▶ _YOUR OBJECTIVE_:
Each line containing the word "Организация" must be reported.

▶ _DATA EXTRACT_:
────────

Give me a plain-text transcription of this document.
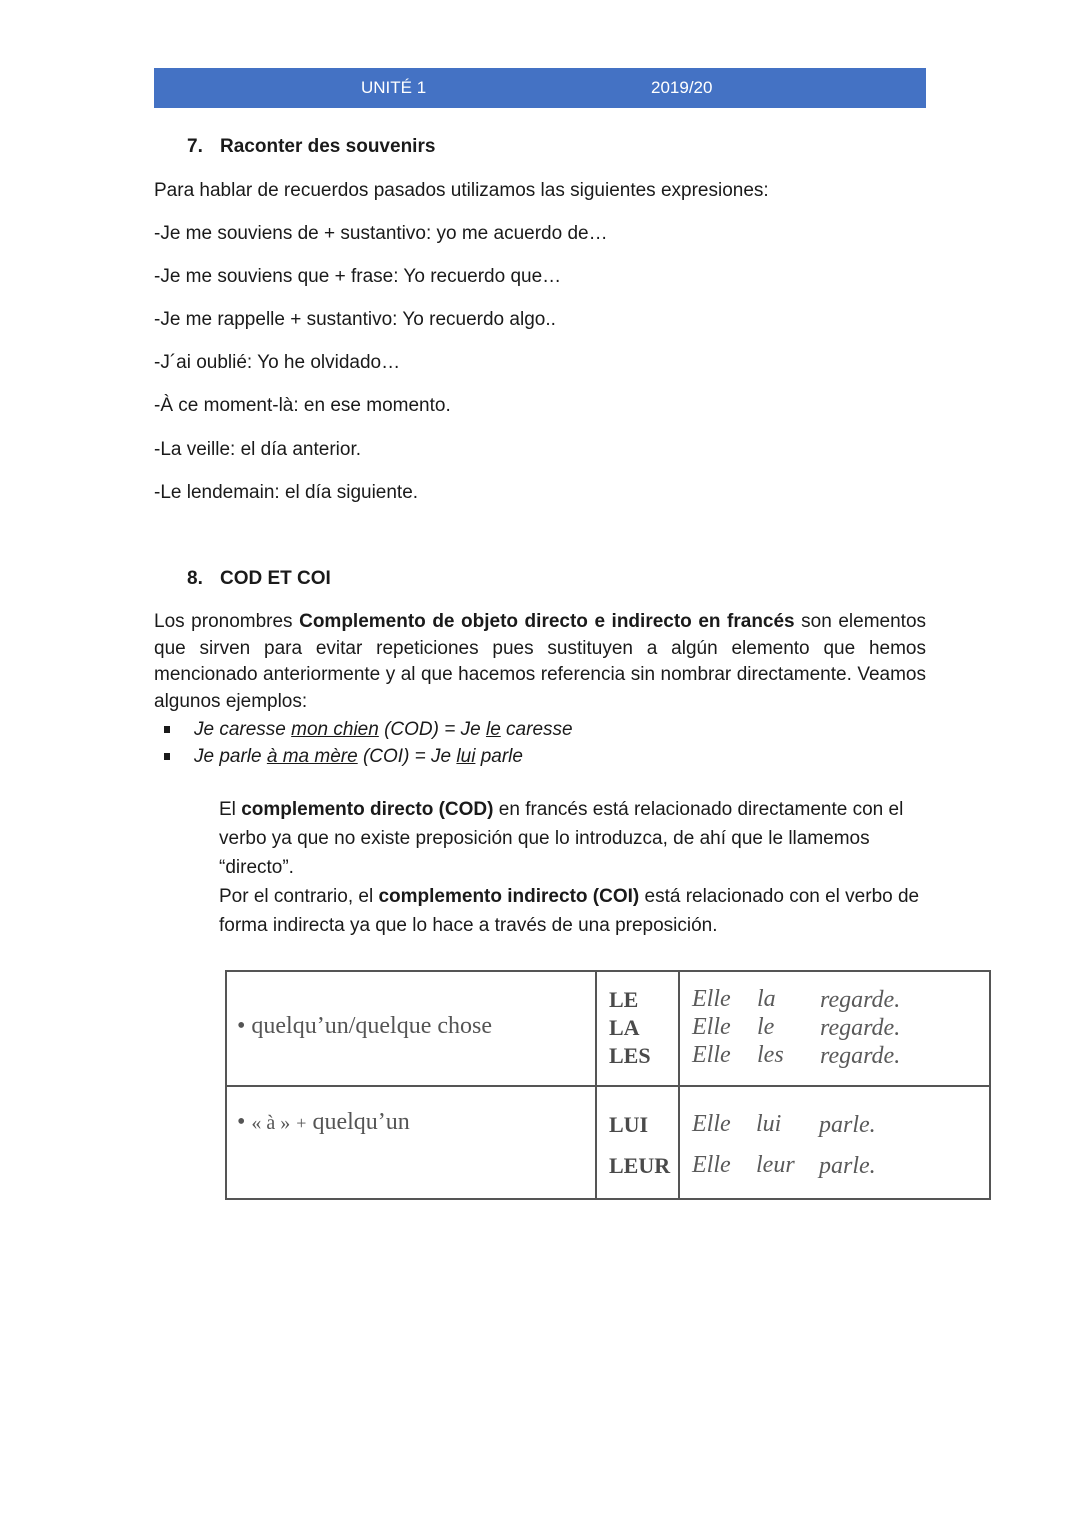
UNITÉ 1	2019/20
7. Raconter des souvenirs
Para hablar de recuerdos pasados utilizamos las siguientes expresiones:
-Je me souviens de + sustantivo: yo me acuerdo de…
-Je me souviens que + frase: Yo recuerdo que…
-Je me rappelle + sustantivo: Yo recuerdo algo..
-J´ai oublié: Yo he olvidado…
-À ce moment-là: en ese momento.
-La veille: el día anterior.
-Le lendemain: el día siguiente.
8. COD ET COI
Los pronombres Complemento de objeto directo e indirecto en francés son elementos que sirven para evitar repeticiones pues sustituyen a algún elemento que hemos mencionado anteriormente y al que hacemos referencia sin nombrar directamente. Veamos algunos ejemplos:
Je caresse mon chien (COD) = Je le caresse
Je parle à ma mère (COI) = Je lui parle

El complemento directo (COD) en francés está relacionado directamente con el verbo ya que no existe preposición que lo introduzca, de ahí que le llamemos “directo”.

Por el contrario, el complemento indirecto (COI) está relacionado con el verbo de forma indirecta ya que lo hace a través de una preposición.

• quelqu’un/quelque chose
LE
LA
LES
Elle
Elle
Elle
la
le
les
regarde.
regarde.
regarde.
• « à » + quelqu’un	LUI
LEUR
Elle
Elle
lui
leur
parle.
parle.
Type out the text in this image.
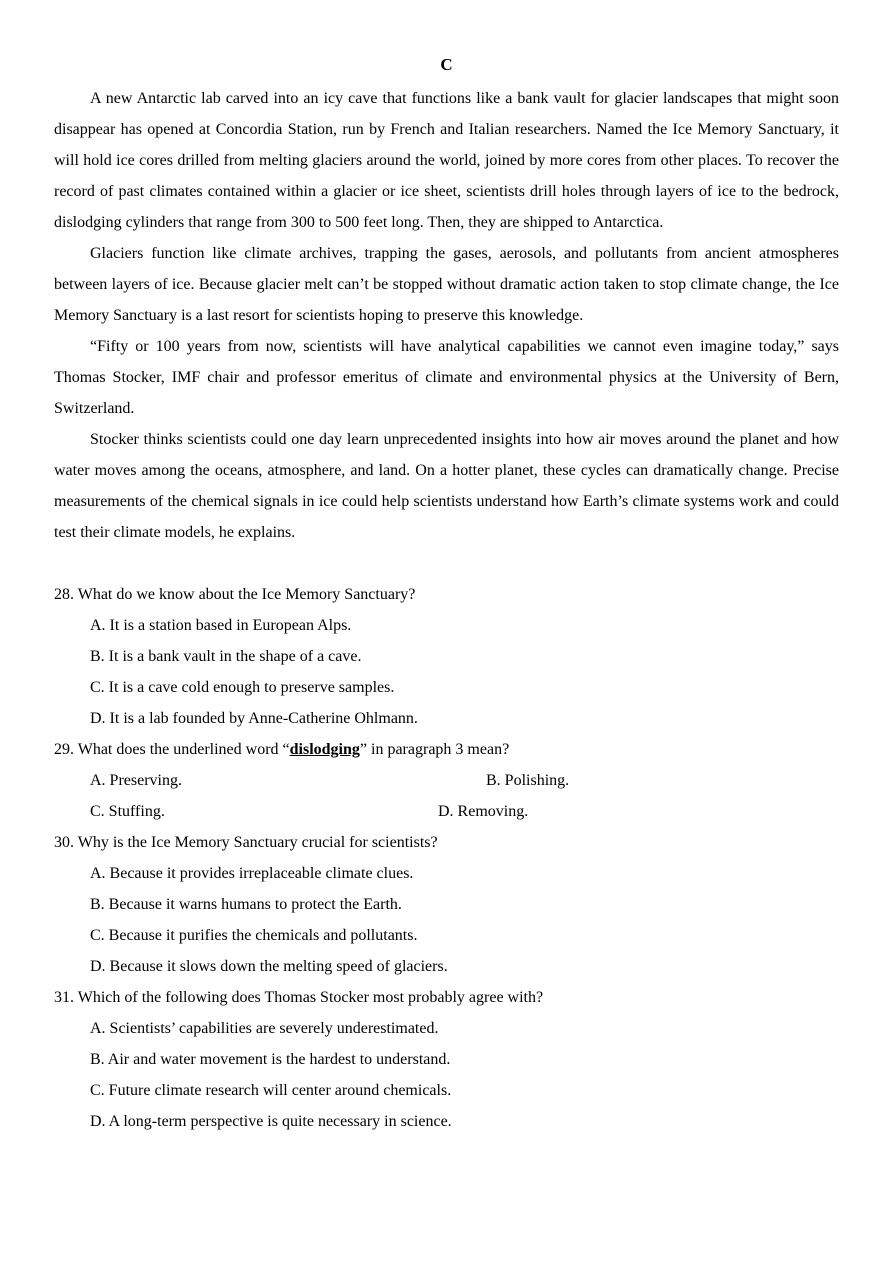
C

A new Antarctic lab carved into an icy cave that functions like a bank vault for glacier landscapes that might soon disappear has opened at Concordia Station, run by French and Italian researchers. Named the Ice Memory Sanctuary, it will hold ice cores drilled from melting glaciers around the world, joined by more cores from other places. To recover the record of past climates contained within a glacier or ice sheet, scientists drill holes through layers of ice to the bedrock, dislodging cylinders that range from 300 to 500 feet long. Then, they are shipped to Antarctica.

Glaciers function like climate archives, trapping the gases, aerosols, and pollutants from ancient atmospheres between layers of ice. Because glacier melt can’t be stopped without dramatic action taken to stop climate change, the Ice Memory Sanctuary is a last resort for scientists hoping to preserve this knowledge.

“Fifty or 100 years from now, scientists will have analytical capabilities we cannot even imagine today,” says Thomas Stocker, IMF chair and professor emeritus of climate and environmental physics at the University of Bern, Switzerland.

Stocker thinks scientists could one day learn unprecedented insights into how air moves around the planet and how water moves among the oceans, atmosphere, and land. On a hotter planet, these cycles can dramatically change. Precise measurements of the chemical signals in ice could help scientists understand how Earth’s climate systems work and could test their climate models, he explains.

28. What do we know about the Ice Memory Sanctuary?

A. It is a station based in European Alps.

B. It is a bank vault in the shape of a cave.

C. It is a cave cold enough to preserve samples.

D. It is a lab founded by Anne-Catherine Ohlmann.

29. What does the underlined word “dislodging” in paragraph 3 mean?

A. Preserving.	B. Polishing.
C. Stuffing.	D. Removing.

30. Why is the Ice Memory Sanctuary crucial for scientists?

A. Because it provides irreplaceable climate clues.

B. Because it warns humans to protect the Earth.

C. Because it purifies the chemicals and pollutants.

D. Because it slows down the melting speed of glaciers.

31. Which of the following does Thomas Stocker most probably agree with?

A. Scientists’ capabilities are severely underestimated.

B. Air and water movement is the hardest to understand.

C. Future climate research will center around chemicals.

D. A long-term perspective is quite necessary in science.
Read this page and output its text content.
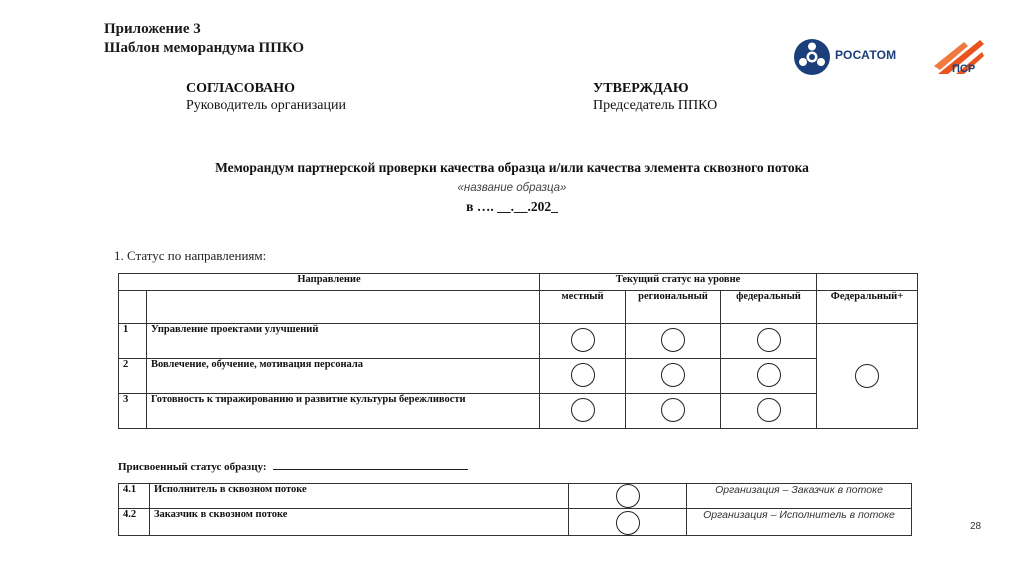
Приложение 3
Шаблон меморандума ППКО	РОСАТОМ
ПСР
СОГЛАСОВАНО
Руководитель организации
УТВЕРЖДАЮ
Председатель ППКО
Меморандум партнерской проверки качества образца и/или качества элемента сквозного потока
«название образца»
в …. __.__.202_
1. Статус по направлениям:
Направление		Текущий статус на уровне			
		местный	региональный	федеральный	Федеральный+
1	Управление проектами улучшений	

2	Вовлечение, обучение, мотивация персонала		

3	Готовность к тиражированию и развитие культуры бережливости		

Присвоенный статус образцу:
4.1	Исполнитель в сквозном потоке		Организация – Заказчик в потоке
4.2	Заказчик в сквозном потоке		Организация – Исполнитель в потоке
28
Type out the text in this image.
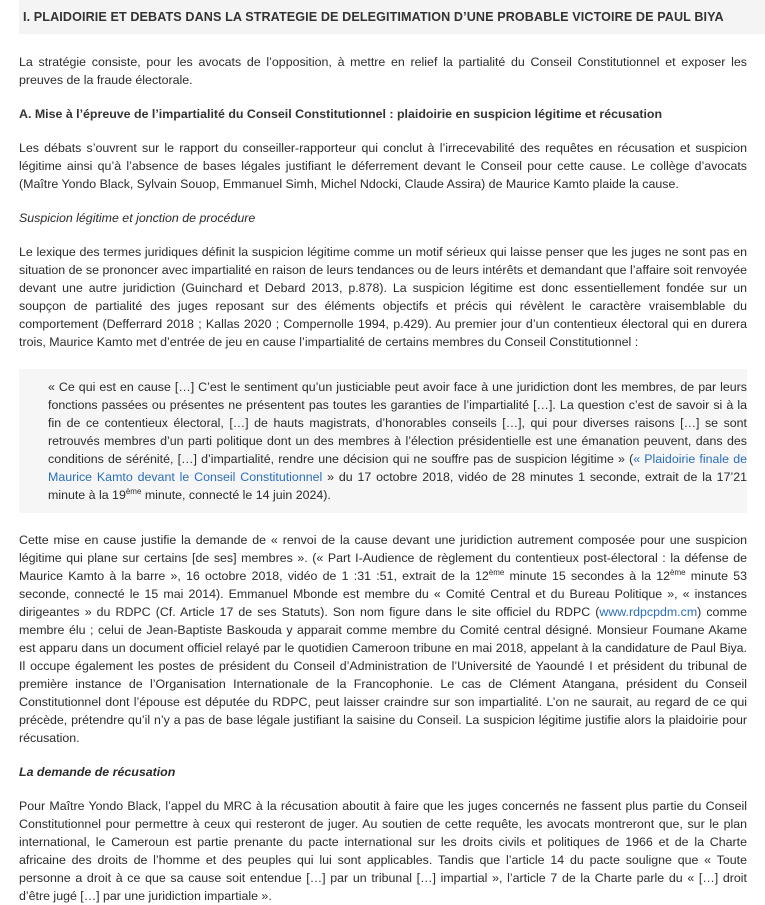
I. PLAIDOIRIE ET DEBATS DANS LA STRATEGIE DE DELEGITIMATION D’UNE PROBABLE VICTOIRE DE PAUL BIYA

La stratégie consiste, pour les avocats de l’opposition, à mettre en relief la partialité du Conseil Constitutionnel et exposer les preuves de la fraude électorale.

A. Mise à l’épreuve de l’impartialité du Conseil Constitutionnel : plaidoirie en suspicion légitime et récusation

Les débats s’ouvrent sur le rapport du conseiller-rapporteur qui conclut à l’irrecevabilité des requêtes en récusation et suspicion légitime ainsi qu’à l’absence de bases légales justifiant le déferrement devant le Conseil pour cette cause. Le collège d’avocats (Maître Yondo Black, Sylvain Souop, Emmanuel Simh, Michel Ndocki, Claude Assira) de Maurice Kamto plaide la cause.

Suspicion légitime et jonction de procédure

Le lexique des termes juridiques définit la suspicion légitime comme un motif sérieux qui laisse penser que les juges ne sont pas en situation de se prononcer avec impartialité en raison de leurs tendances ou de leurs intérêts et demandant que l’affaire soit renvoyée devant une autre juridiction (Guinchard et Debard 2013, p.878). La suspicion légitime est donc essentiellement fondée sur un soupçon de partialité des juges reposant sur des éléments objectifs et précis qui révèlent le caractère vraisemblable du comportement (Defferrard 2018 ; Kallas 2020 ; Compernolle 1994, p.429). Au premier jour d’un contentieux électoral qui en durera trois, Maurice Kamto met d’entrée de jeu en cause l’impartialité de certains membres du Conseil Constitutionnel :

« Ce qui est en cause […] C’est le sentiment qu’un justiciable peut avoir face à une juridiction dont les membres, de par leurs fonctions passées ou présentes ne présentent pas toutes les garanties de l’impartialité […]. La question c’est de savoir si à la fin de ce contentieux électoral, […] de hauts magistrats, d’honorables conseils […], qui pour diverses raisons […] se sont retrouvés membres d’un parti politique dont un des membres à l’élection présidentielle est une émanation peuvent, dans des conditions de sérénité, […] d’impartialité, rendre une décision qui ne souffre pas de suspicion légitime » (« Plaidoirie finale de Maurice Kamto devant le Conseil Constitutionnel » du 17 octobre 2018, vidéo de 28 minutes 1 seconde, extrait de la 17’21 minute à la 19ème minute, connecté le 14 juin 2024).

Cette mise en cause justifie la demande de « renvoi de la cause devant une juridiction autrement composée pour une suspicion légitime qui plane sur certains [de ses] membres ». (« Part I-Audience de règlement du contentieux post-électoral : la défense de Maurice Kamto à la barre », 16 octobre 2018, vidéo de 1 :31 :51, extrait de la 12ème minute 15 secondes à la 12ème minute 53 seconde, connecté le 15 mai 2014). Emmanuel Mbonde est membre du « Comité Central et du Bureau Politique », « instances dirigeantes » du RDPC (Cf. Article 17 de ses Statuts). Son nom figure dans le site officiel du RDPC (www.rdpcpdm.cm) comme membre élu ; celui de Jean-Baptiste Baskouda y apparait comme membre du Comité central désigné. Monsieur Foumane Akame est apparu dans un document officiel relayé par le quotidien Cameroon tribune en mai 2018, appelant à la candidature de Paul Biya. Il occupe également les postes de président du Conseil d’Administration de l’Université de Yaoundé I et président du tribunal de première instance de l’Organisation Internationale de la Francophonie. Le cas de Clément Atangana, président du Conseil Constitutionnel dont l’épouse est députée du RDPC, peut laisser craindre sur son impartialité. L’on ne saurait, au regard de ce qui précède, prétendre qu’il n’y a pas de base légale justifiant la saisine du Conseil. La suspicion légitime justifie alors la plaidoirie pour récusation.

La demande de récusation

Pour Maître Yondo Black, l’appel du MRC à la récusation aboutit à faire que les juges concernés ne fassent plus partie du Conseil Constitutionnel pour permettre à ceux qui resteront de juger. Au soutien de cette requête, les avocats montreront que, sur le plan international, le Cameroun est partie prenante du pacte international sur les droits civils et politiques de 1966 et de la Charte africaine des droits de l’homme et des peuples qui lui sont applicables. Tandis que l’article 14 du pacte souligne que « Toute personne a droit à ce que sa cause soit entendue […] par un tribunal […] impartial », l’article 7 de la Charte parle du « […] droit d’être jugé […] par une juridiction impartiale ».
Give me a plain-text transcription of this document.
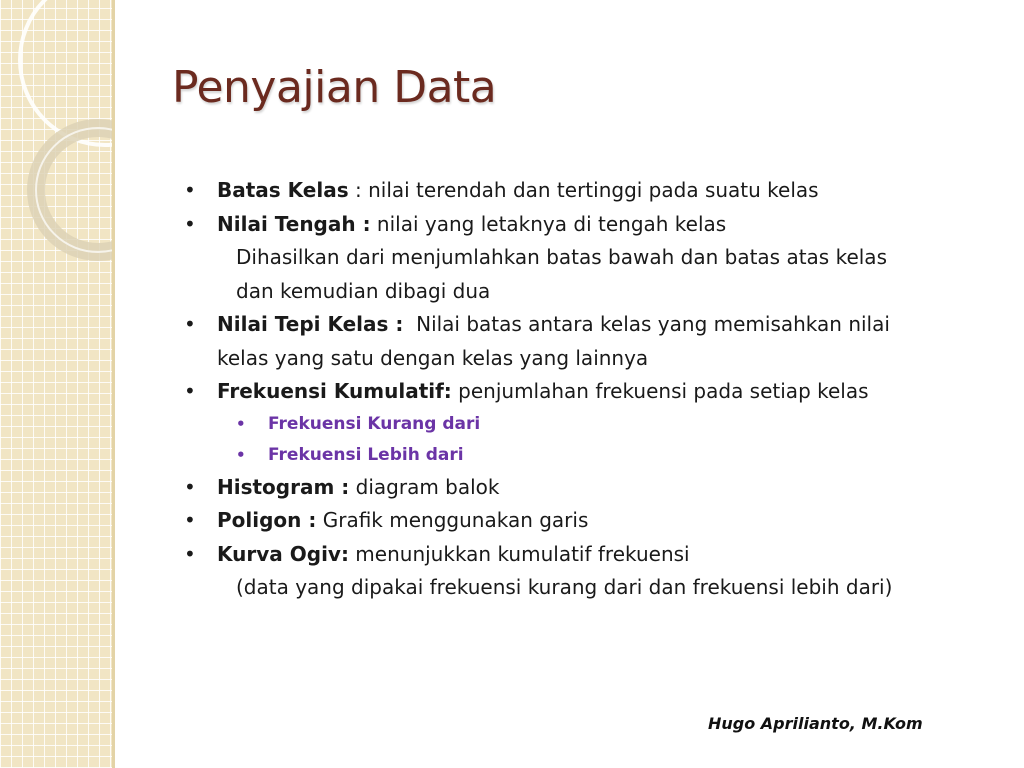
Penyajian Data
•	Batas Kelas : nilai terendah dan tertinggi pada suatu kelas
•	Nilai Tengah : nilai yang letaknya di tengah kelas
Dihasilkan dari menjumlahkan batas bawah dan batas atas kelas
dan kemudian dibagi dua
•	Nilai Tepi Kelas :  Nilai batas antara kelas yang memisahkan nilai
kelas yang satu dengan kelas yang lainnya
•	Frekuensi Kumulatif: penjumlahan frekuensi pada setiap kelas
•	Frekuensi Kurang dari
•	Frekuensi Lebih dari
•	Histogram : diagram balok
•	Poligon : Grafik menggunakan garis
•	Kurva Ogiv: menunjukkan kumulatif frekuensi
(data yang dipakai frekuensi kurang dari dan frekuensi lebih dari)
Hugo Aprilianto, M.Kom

────────

▶ _RESPONSE_:
4.1	Исполнитель в сквозном потоке		Организация – Заказчик в потоке
4.2	Заказчик в сквозном потоке		Организация – Исполнитель в потоке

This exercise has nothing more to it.